> **What is being asked**: Format the material from its first line through the line containing "data-point <box>360 863 374 877</box>", both included, as a JSON list of strings with one string per line, leaving out any blank lines.

········

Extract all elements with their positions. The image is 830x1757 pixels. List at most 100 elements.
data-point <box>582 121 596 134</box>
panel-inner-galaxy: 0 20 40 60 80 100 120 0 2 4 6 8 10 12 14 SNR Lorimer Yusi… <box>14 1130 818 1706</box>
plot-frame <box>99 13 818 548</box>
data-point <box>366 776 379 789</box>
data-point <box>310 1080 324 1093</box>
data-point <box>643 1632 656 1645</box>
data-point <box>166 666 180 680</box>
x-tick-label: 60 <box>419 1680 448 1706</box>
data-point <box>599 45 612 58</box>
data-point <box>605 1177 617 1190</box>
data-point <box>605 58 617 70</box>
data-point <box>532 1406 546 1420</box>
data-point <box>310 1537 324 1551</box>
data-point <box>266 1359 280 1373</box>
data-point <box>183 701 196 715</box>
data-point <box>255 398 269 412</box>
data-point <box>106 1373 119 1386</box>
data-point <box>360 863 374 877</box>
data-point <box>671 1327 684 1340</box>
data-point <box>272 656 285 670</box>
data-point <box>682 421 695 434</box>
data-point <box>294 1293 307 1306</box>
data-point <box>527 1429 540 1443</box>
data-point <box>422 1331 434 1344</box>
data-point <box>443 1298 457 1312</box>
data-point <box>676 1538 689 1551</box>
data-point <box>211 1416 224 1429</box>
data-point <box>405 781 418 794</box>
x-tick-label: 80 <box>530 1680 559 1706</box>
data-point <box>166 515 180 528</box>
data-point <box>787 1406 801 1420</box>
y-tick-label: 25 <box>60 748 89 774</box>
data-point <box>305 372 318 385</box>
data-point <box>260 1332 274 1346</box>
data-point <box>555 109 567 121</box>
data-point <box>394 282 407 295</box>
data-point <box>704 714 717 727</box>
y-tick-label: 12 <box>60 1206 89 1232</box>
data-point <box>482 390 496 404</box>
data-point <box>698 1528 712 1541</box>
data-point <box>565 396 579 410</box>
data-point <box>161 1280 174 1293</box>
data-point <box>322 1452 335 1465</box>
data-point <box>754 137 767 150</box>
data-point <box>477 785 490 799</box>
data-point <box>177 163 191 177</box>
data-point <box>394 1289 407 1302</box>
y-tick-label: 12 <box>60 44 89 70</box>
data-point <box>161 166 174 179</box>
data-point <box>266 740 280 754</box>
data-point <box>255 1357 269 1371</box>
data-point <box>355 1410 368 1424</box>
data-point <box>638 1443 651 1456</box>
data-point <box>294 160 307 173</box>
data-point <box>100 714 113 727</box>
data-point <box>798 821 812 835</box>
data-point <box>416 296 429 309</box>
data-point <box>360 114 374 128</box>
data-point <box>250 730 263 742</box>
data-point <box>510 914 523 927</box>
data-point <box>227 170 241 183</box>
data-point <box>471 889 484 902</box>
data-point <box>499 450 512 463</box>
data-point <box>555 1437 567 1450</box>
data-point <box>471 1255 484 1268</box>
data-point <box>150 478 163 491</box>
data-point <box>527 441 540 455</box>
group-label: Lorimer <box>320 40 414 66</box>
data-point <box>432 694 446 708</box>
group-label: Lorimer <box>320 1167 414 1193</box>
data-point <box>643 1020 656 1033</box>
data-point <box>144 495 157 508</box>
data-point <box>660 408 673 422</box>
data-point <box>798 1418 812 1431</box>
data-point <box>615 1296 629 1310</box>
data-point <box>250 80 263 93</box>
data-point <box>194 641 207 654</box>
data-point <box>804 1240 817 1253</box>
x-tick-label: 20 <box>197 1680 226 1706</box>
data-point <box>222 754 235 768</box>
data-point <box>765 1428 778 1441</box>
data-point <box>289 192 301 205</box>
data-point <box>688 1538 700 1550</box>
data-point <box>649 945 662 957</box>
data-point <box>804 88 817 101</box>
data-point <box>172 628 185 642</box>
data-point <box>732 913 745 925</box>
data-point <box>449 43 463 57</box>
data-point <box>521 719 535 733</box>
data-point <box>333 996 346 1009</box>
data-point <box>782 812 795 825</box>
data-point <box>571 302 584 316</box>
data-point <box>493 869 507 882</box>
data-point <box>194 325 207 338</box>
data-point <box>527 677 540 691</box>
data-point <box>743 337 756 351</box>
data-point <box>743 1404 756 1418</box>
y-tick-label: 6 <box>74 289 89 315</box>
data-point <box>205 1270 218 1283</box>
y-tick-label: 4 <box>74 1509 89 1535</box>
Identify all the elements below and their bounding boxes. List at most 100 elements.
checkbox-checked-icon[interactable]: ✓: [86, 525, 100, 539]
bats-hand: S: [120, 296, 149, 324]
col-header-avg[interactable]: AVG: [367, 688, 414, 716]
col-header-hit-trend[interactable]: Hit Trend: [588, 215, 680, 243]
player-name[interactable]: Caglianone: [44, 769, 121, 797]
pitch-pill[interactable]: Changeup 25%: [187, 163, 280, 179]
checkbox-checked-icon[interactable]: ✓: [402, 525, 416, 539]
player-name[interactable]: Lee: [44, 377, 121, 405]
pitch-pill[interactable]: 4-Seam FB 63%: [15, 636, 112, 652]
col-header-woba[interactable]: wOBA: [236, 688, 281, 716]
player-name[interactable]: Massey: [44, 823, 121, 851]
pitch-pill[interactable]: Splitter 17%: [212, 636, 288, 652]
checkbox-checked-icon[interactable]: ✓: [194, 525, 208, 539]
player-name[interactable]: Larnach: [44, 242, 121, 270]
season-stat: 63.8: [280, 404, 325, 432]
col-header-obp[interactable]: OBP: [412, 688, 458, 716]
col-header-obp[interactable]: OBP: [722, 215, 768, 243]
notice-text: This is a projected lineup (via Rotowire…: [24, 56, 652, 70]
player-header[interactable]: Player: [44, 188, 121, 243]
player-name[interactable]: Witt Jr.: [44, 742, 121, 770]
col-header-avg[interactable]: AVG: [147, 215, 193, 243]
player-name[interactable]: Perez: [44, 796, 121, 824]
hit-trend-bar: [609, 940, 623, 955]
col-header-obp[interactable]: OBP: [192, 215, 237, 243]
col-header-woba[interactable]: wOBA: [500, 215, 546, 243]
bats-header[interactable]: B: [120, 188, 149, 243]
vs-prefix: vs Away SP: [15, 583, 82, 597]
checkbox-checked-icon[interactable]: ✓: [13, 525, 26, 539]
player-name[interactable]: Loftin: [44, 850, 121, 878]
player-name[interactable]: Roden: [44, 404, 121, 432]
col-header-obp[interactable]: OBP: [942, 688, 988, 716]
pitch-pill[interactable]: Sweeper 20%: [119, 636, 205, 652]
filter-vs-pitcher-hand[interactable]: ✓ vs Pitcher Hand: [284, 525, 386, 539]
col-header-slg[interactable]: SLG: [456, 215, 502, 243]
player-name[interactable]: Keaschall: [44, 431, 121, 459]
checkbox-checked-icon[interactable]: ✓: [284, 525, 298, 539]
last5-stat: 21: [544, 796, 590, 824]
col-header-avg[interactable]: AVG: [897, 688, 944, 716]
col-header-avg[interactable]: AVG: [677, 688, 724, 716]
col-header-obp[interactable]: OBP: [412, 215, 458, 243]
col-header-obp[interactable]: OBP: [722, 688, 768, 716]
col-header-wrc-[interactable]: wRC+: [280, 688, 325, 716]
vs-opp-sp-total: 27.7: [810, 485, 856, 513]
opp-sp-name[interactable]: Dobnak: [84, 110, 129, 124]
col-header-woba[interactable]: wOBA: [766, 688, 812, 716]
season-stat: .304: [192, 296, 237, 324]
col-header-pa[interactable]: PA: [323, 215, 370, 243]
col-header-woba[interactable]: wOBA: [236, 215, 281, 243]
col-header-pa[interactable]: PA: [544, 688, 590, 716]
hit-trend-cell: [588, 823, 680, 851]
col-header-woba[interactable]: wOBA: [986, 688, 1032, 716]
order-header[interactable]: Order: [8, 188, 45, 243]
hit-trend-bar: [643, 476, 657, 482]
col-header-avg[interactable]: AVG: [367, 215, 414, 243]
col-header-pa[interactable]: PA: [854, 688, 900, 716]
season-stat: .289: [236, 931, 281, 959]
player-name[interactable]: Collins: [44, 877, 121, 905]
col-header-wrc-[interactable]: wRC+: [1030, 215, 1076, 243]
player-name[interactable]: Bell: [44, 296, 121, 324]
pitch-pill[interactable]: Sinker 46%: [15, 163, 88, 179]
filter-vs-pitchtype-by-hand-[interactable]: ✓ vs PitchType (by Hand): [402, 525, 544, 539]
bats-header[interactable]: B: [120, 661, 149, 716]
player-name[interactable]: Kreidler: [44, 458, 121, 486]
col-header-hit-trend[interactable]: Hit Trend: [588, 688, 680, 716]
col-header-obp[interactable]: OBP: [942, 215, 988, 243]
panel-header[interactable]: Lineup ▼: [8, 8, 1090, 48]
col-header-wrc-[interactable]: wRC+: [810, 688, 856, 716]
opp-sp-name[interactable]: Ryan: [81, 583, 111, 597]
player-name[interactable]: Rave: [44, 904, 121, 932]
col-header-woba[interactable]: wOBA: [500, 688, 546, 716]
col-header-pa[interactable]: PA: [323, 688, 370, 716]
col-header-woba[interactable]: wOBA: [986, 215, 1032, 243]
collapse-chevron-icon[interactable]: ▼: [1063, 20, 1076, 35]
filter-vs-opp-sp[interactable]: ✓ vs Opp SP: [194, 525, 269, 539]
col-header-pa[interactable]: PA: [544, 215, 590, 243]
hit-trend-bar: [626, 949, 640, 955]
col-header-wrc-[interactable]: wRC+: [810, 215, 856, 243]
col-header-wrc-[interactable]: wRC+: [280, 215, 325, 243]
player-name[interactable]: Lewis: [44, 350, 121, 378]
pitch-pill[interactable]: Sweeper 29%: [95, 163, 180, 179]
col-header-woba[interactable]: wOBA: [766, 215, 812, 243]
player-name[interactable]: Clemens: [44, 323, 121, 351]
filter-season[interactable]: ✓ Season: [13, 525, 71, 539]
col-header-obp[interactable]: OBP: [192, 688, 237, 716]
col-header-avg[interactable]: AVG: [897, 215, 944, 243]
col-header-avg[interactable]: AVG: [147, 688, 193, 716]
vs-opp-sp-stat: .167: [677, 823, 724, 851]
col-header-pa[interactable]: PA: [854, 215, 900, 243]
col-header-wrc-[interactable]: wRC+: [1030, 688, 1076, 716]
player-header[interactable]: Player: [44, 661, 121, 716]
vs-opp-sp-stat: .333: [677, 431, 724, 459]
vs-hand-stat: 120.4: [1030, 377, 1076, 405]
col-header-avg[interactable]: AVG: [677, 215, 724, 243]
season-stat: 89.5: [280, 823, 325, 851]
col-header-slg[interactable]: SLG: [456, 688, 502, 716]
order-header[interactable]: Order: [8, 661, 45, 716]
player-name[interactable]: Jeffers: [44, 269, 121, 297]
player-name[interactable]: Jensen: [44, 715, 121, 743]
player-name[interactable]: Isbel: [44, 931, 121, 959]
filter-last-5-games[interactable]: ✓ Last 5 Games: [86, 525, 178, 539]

········

> **Exercise result**:
[
  "Extract all elements with their positions. The image is 830x1757 pixels. List at most 100 elements.",
  "data-point <box>582 121 596 134</box>",
  "panel-inner-galaxy: 0 20 40 60 80 100 120 0 2 4 6 8 10 12 14 SNR Lorimer Yusi… <box>14 1130 818 1706</box>",
  "plot-frame <box>99 13 818 548</box>",
  "data-point <box>366 776 379 789</box>",
  "data-point <box>310 1080 324 1093</box>",
  "data-point <box>643 1632 656 1645</box>",
  "data-point <box>166 666 180 680</box>",
  "x-tick-label: 60 <box>419 1680 448 1706</box>",
  "data-point <box>599 45 612 58</box>",
  "data-point <box>605 1177 617 1190</box>",
  "data-point <box>605 58 617 70</box>",
  "data-point <box>532 1406 546 1420</box>",
  "data-point <box>310 1537 324 1551</box>",
  "data-point <box>266 1359 280 1373</box>",
  "data-point <box>183 701 196 715</box>",
  "data-point <box>255 398 269 412</box>",
  "data-point <box>106 1373 119 1386</box>",
  "data-point <box>360 863 374 877</box>"
]